--- Task statement ---
From the entries below, pull out each line where "shall" appears.

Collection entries
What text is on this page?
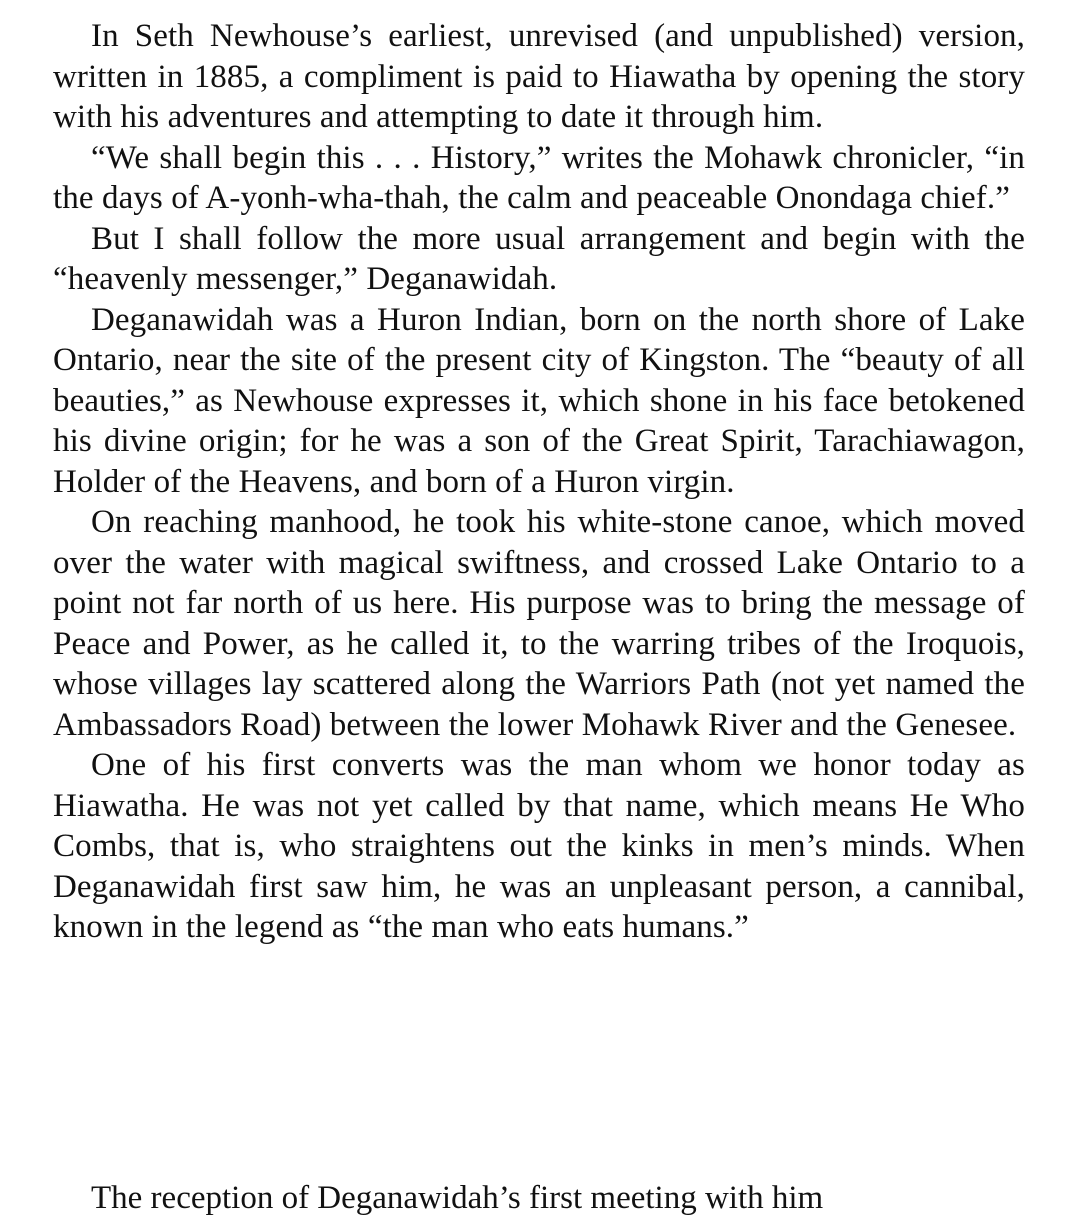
In Seth Newhouse’s earliest, unrevised (and unpublished) version, written in 1885, a compliment is paid to Hiawatha by opening the story with his adventures and attempting to date it through him.

“We shall begin this . . . History,” writes the Mohawk chronicler, “in the days of A-yonh-wha-thah, the calm and peaceable Onondaga chief.”

But I shall follow the more usual arrangement and begin with the “heavenly messenger,” Deganawidah.

Deganawidah was a Huron Indian, born on the north shore of Lake Ontario, near the site of the present city of Kingston. The “beauty of all beauties,” as Newhouse expresses it, which shone in his face betokened his divine origin; for he was a son of the Great Spirit, Tarachiawagon, Holder of the Heavens, and born of a Huron virgin.

On reaching manhood, he took his white-stone canoe, which moved over the water with magical swiftness, and crossed Lake Ontario to a point not far north of us here. His purpose was to bring the message of Peace and Power, as he called it, to the warring tribes of the Iroquois, whose villages lay scattered along the Warriors Path (not yet named the Ambassadors Road) between the lower Mohawk River and the Genesee.

One of his first converts was the man whom we honor today as Hiawatha. He was not yet called by that name, which means He Who Combs, that is, who straightens out the kinks in men’s minds. When Deganawidah first saw him, he was an unpleasant person, a cannibal, known in the legend as “the man who eats humans.”

The reception of Deganawidah’s first meeting with him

--- Finished exercise ---
“We shall begin this . . . History,” writes the Mohawk chronicler, “in the days of A-yonh-wha-thah, the calm and peaceable Onondaga chief.”
But I shall follow the more usual arrangement and begin with the “heavenly messenger,” Deganawidah.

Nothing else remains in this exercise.